**Input data:**
==============================

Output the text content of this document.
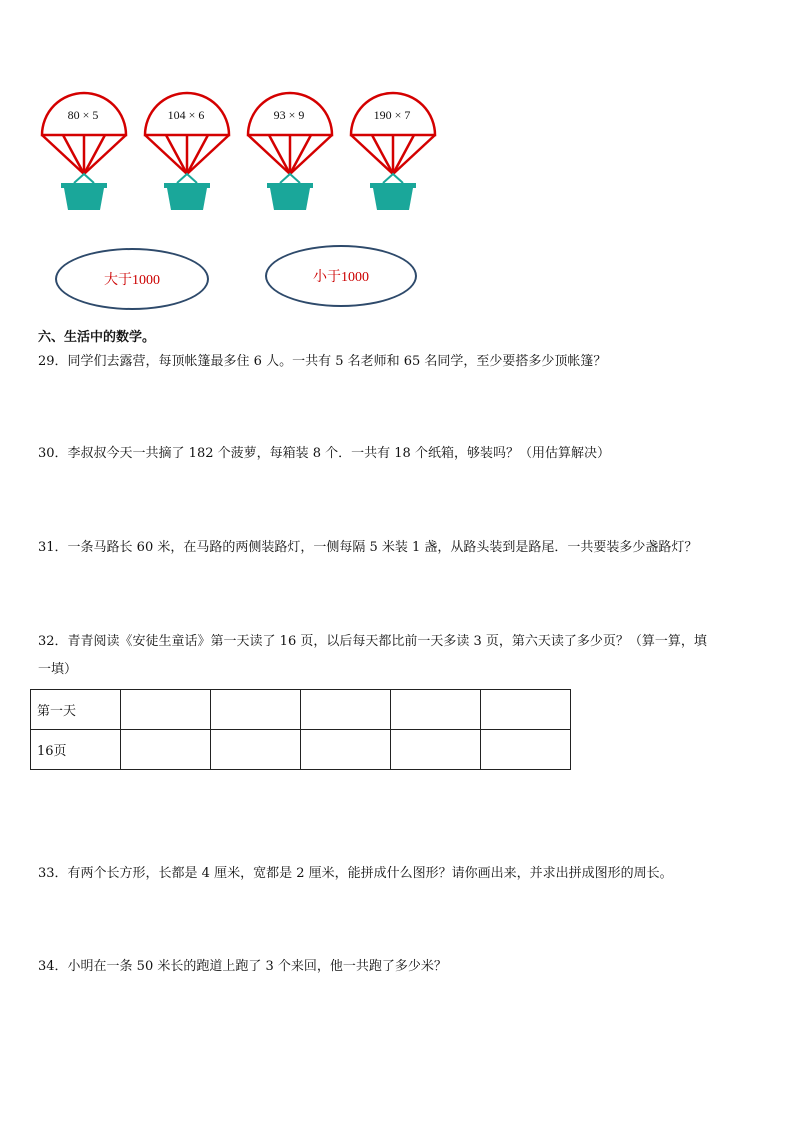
80 × 5	104 × 6	93 × 9	190 × 7
大于1000	小于1000
六、生活中的数学。
29．同学们去露营，每顶帐篷最多住 6 人。一共有 5 名老师和 65 名同学，至少要搭多少顶帐篷？
30．李叔叔今天一共摘了 182 个菠萝，每箱装 8 个．一共有 18 个纸箱，够装吗？（用估算解决）
31．一条马路长 60 米，在马路的两侧装路灯，一侧每隔 5 米装 1 盏，从路头装到是路尾．一共要装多少盏路灯？
32．青青阅读《安徒生童话》第一天读了 16 页，以后每天都比前一天多读 3 页，第六天读了多少页？（算一算，填
一填）
第一天					
16页					
33．有两个长方形，长都是 4 厘米，宽都是 2 厘米，能拼成什么图形？请你画出来，并求出拼成图形的周长。
34．小明在一条 50 米长的跑道上跑了 3 个来回，他一共跑了多少米？
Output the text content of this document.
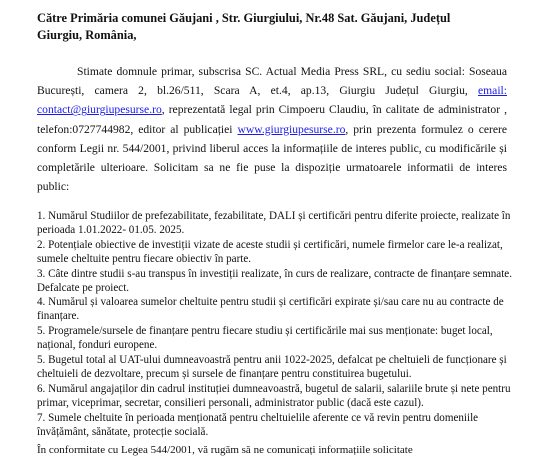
Către Primăria comunei Găujani , Str. Giurgiului, Nr.48 Sat. Găujani, Județul
Giurgiu, România,
Stimate domnule primar, subscrisa SC. Actual Media Press SRL, cu sediu social: Soseaua București, camera 2, bl.26/511, Scara A, et.4, ap.13, Giurgiu Județul Giurgiu, email: contact@giurgiupesurse.ro, reprezentată legal prin Cimpoeru Claudiu, în calitate de administrator , telefon:0727744982, editor al publicației www.giurgiupesurse.ro, prin prezenta formulez o cerere conform Legii nr. 544/2001, privind liberul acces la informațiile de interes public, cu modificările și completările ulterioare. Solicitam sa ne fie puse la dispoziție urmatoarele informatii de interes public:
1. Numărul Studiilor de prefezabilitate, fezabilitate, DALI și certificări pentru diferite proiecte, realizate în perioada 1.01.2022- 01.05. 2025.
2. Potențiale obiective de investiții vizate de aceste studii și certificări, numele firmelor care le-a realizat, sumele cheltuite pentru fiecare obiectiv în parte.
3. Câte dintre studii s-au transpus în investiții realizate, în curs de realizare, contracte de finanțare semnate. Defalcate pe proiect.
4. Numărul și valoarea sumelor cheltuite pentru studii și certificări expirate și/sau care nu au contracte de finanțare.
5. Programele/sursele de finanțare pentru fiecare studiu și certificările mai sus menționate: buget local, național, fonduri europene.
5. Bugetul total al UAT-ului dumneavoastră pentru anii 1022-2025, defalcat pe cheltuieli de funcționare și cheltuieli de dezvoltare, precum și sursele de finanțare pentru constituirea bugetului.
6. Numărul angajaților din cadrul instituției dumneavoastră, bugetul de salarii, salariile brute și nete pentru primar, viceprimar, secretar, consilieri personali, administrator public (dacă este cazul).
7. Sumele cheltuite în perioada menționată pentru cheltuielile aferente ce vă revin pentru domeniile învățământ, sănătate, protecție socială.
În conformitate cu Legea 544/2001, vă rugăm să ne comunicați informațiile solicitate
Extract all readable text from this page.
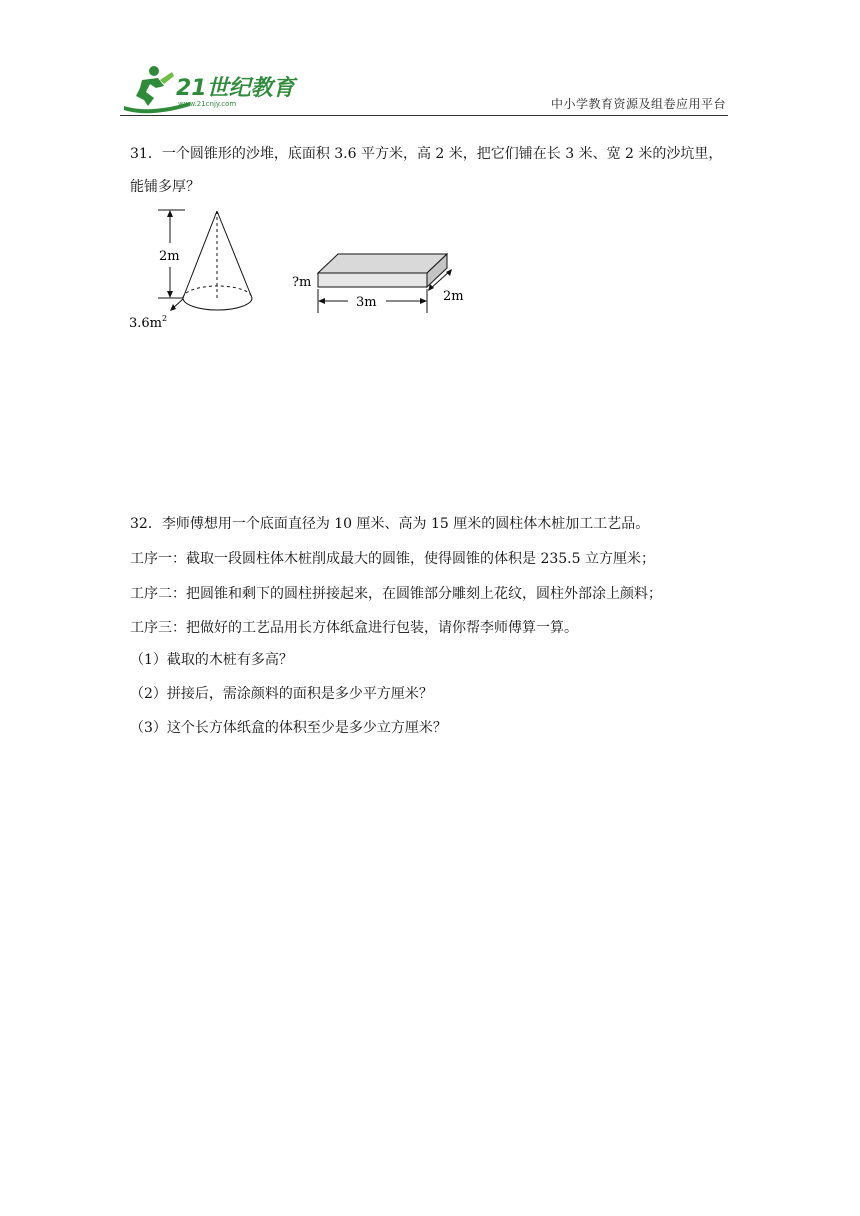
21世纪教育
www.21cnjy.com	中小学教育资源及组卷应用平台
31．一个圆锥形的沙堆，底面积 3.6 平方米，高 2 米，把它们铺在长 3 米、宽 2 米的沙坑里，
能铺多厚？
2m
$3.6m^2$
?m
3m	2m
32．李师傅想用一个底面直径为 10 厘米、高为 15 厘米的圆柱体木桩加工工艺品。
工序一：截取一段圆柱体木桩削成最大的圆锥，使得圆锥的体积是 235.5 立方厘米；
工序二：把圆锥和剩下的圆柱拼接起来，在圆锥部分雕刻上花纹，圆柱外部涂上颜料；
工序三：把做好的工艺品用长方体纸盒进行包装，请你帮李师傅算一算。
（1）截取的木桩有多高？
（2）拼接后，需涂颜料的面积是多少平方厘米？
（3）这个长方体纸盒的体积至少是多少立方厘米？
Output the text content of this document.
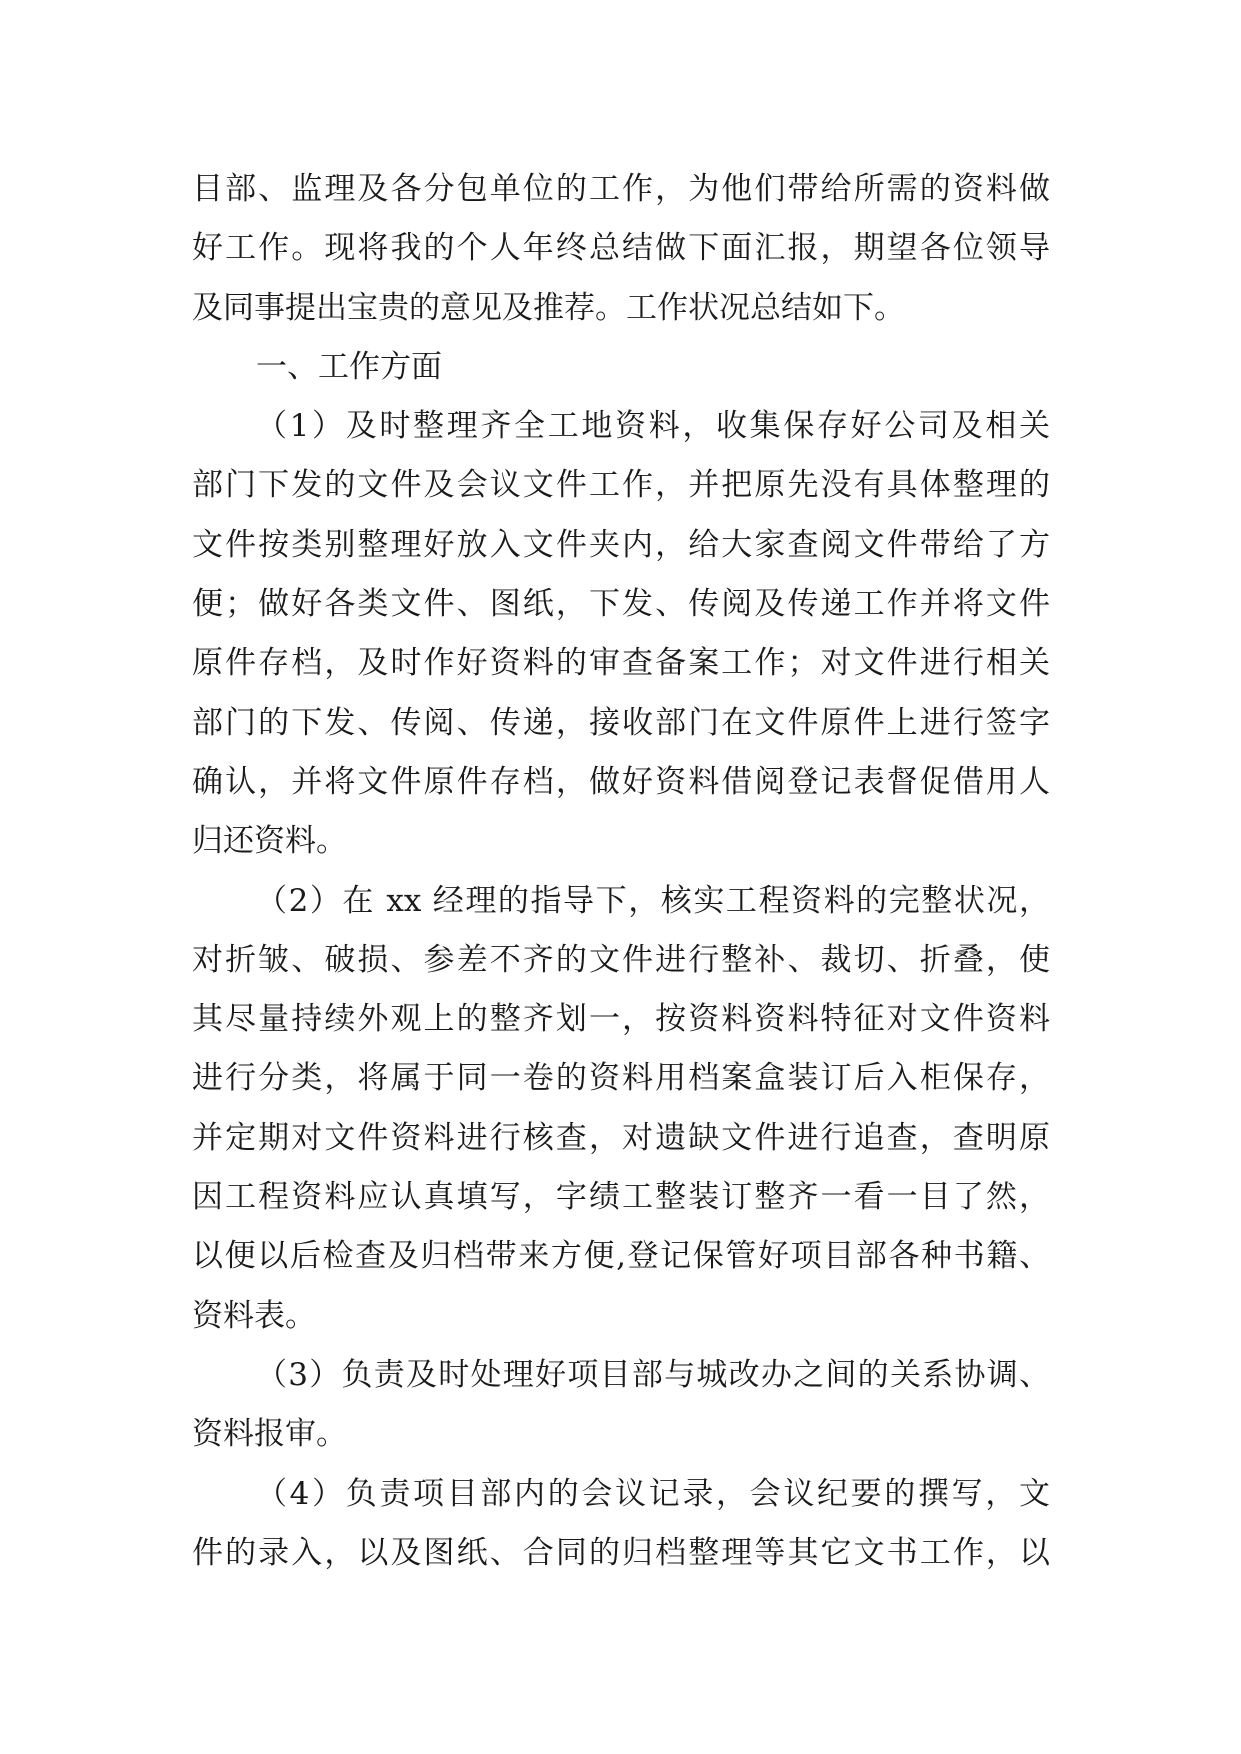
目部、监理及各分包单位的工作，为他们带给所需的资料做
好工作。现将我的个人年终总结做下面汇报，期望各位领导
及同事提出宝贵的意见及推荐。工作状况总结如下。
一、工作方面
（1）及时整理齐全工地资料，收集保存好公司及相关
部门下发的文件及会议文件工作，并把原先没有具体整理的
文件按类别整理好放入文件夹内，给大家查阅文件带给了方
便；做好各类文件、图纸，下发、传阅及传递工作并将文件
原件存档，及时作好资料的审查备案工作；对文件进行相关
部门的下发、传阅、传递，接收部门在文件原件上进行签字
确认，并将文件原件存档，做好资料借阅登记表督促借用人
归还资料。
（2）在 xx 经理的指导下，核实工程资料的完整状况，
对折皱、破损、参差不齐的文件进行整补、裁切、折叠，使
其尽量持续外观上的整齐划一，按资料资料特征对文件资料
进行分类，将属于同一卷的资料用档案盒装订后入柜保存，
并定期对文件资料进行核查，对遗缺文件进行追查，查明原
因工程资料应认真填写，字绩工整装订整齐一看一目了然，
以便以后检查及归档带来方便,登记保管好项目部各种书籍、
资料表。
（3）负责及时处理好项目部与城改办之间的关系协调、
资料报审。
（4）负责项目部内的会议记录，会议纪要的撰写，文
件的录入，以及图纸、合同的归档整理等其它文书工作，以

==============================

**What is expected:**
From the listing, copy each line containing the word "Numărul".

**Exercise answer:**
1. Numărul Studiilor de prefezabilitate, fezabilitate, DALI și certificări pentru diferite proiecte, realizate în perioada 1.01.2022- 01.05. 2025.
4. Numărul și valoarea sumelor cheltuite pentru studii și certificări expirate și/sau care nu au contracte de finanțare.
6. Numărul angajaților din cadrul instituției dumneavoastră, bugetul de salarii, salariile brute și nete pentru primar, viceprimar, secretar, consilieri personali, administrator public (dacă este cazul).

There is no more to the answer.